GIVEN RECORDS —
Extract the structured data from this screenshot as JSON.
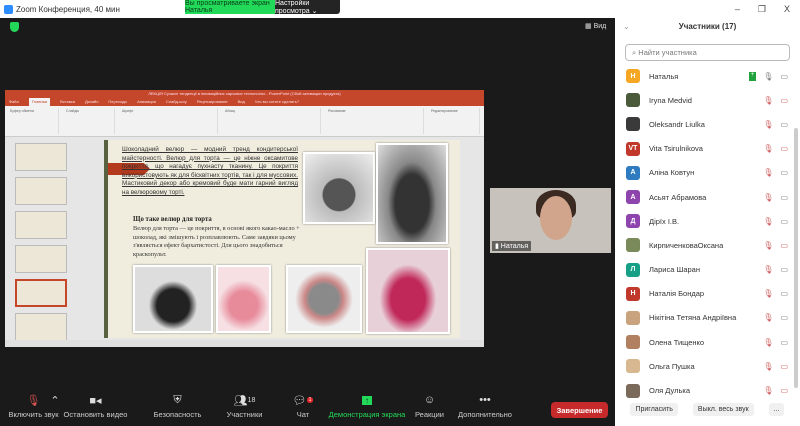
{
  "window": {
    "title": "Zoom Конференция, 40 мин",
    "viewing_banner": "Вы просматриваете экран Наталья",
    "view_options": "Настройки просмотра ⌄",
    "view_label": "Вид",
    "minimize": "–",
    "restore": "❐",
    "close": "X"
  },
  "presentation": {
    "title_bar": "ЛЕКЦІЯ Сучасні тенденції в інноваційних харчових технологіях - PowerPoint (Сбой активации продукта)",
    "tabs": [
      "Файл",
      "Главная",
      "Вставка",
      "Дизайн",
      "Переходы",
      "Анимация",
      "Слайд-шоу",
      "Рецензирование",
      "Вид",
      "Что вы хотите сделать?"
    ],
    "ribbon_groups": [
      "Буфер обмена",
      "Слайды",
      "Шрифт",
      "Абзац",
      "Рисование",
      "Редактирование"
    ],
    "slide": {
      "para1": "Шоколадний велюр — модний тренд кондитерської майстерності. Велюр для торта — це ніжне оксамитове покриття, що нагадує пухнасту тканину. Це покриття використовують як для бісквітних тортів, так і для муссових. Мастиковий декор або кремовий буде мати гарний вигляд на велюровому торті.",
      "heading": "Що таке велюр для торта",
      "para2": "Велюр для торта — це покриття, в основі якого какао-масло + шоколад, які змішують і розплавлюють. Саме завдяки цьому з'являється ефект бархатистості. Для цього знадобиться краскопульт."
    }
  },
  "video": {
    "name": "Наталья"
  },
  "toolbar": {
    "unmute": "Включить звук",
    "stop_video": "Остановить видео",
    "security": "Безопасность",
    "participants": "Участники",
    "participants_count": "18",
    "chat": "Чат",
    "chat_badge": "1",
    "share": "Демонстрация экрана",
    "reactions": "Реакции",
    "more": "Дополнительно",
    "end": "Завершение"
  },
  "sidebar": {
    "title": "Участники (17)",
    "search_placeholder": "Найти участника",
    "invite": "Пригласить",
    "mute_all": "Выкл. весь звук",
    "more": "...",
    "participants": [
      {
        "initial": "Н",
        "name": "Наталья",
        "color": "#f5a623",
        "host": true
      },
      {
        "initial": "",
        "name": "Iryna Medvid",
        "color": "#4a5a3a",
        "cam_off": true
      },
      {
        "initial": "",
        "name": "Oleksandr Liulka",
        "color": "#3a3a3a"
      },
      {
        "initial": "VT",
        "name": "Vita Tsirulnikova",
        "color": "#c0392b",
        "cam_off": true
      },
      {
        "initial": "А",
        "name": "Аліна Ковтун",
        "color": "#2e7bbf"
      },
      {
        "initial": "А",
        "name": "Асьят Абрамова",
        "color": "#8e44ad"
      },
      {
        "initial": "Д",
        "name": "Дірїх І.В.",
        "color": "#8e44ad"
      },
      {
        "initial": "",
        "name": "КирпиченковаОксана",
        "color": "#7a8a5a",
        "cam_off": true
      },
      {
        "initial": "Л",
        "name": "Лариса Шаран",
        "color": "#16a085"
      },
      {
        "initial": "Н",
        "name": "Наталія Бондар",
        "color": "#c0392b"
      },
      {
        "initial": "",
        "name": "Нікітіна Тетяна Андріївна",
        "color": "#c9a27e"
      },
      {
        "initial": "",
        "name": "Олена Тищенко",
        "color": "#b08060"
      },
      {
        "initial": "",
        "name": "Ольга Пушка",
        "color": "#d8b890",
        "cam_off": true
      },
      {
        "initial": "",
        "name": "Оля Дулька",
        "color": "#7a6a5a",
        "cam_off": true
      }
    ]
  }
}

PROBLEM TO WORK ON —
Find the word "Участники" in the material, then list each line that holds it.

RESULT OF THIS EXERCISE —
    "participants": "Участники",
    "title": "Участники (17)",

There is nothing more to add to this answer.